> **WHAT YOU ARE ASKED TO DO**: Among the records that follow, find each line holding the word "label" and copy it.

-------- STORED DATA --------

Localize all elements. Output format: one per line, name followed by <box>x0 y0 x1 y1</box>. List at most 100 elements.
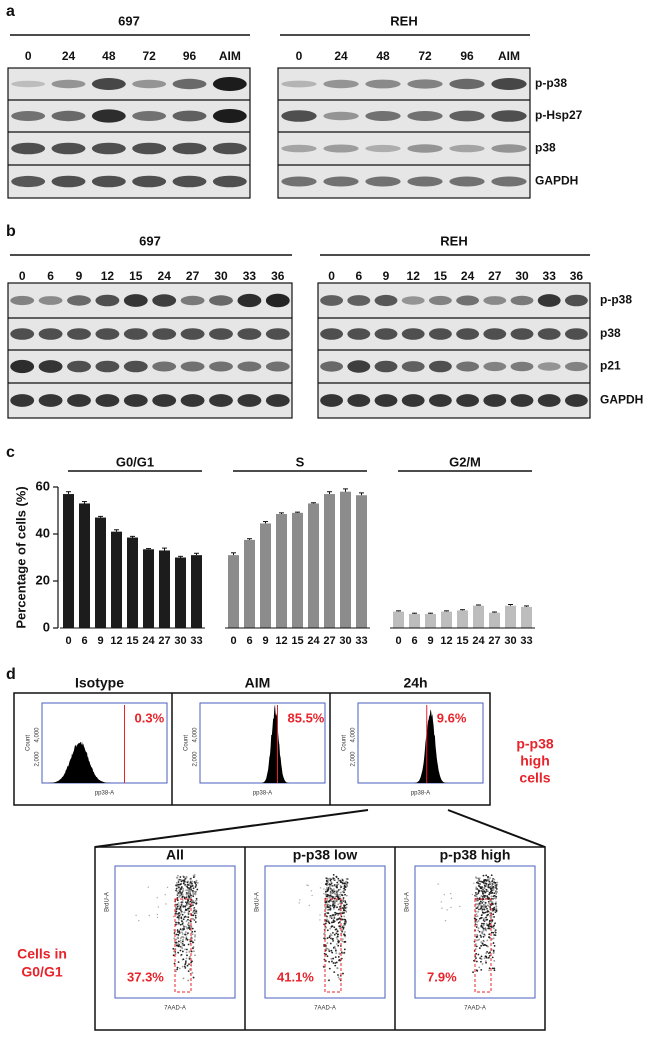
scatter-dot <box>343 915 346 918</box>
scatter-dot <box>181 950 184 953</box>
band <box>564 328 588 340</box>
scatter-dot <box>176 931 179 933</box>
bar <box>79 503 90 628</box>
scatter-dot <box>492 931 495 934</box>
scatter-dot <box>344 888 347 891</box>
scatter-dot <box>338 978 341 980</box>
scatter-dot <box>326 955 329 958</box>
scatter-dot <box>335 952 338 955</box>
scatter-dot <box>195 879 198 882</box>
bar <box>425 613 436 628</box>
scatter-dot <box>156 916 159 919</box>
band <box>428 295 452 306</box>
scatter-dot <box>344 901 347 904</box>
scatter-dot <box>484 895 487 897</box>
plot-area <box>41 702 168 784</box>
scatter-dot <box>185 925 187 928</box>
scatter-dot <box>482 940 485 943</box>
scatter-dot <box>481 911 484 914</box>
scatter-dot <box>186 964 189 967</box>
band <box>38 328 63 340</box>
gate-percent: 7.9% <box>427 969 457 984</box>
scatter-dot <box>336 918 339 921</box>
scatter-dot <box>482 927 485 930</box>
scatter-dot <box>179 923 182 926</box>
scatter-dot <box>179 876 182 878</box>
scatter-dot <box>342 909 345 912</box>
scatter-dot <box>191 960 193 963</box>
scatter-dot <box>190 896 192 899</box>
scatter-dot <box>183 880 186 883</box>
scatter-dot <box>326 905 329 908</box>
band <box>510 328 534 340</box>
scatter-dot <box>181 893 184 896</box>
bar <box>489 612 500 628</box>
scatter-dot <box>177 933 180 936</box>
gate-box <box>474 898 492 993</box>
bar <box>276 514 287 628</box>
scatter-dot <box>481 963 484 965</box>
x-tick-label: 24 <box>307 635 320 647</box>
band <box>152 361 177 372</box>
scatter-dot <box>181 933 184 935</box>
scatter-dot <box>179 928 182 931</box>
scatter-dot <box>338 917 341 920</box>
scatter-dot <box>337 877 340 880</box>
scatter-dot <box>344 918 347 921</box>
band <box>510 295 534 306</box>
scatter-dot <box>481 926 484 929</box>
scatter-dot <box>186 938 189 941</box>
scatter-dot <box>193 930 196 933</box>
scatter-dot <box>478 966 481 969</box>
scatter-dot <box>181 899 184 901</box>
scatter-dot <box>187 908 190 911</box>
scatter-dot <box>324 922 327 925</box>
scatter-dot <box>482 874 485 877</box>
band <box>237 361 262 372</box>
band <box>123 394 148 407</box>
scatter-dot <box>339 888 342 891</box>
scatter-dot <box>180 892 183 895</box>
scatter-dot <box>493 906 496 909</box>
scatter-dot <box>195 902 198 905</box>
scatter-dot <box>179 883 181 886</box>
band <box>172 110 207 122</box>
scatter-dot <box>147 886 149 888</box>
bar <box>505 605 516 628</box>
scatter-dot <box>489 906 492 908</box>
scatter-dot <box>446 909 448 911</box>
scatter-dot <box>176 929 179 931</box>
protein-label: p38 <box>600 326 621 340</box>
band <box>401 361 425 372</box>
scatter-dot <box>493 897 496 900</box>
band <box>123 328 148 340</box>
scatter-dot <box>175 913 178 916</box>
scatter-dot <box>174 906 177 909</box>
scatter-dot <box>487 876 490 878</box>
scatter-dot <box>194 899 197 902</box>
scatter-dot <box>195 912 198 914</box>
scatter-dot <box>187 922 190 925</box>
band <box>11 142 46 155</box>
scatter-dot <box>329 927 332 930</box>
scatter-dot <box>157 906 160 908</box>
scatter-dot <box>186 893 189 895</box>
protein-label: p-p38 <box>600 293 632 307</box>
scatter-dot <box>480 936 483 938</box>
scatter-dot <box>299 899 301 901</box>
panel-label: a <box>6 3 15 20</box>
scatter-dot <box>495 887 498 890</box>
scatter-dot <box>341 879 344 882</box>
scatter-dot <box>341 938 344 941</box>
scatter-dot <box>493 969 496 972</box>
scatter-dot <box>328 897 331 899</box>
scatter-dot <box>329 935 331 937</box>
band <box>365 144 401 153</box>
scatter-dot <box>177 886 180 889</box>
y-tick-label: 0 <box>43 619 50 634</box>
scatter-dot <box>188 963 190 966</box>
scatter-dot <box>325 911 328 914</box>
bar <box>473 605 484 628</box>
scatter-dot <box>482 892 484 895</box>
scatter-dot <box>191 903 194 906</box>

--------

> **ANSWER TO THIS TASK**:
x-tick-label: 24 <box>307 635 320 647</box>
protein-label: p38 <box>600 326 621 340</box>
protein-label: p-p38 <box>600 293 632 307</box>
panel-label: a <box>6 3 15 20</box>
y-tick-label: 0 <box>43 619 50 634</box>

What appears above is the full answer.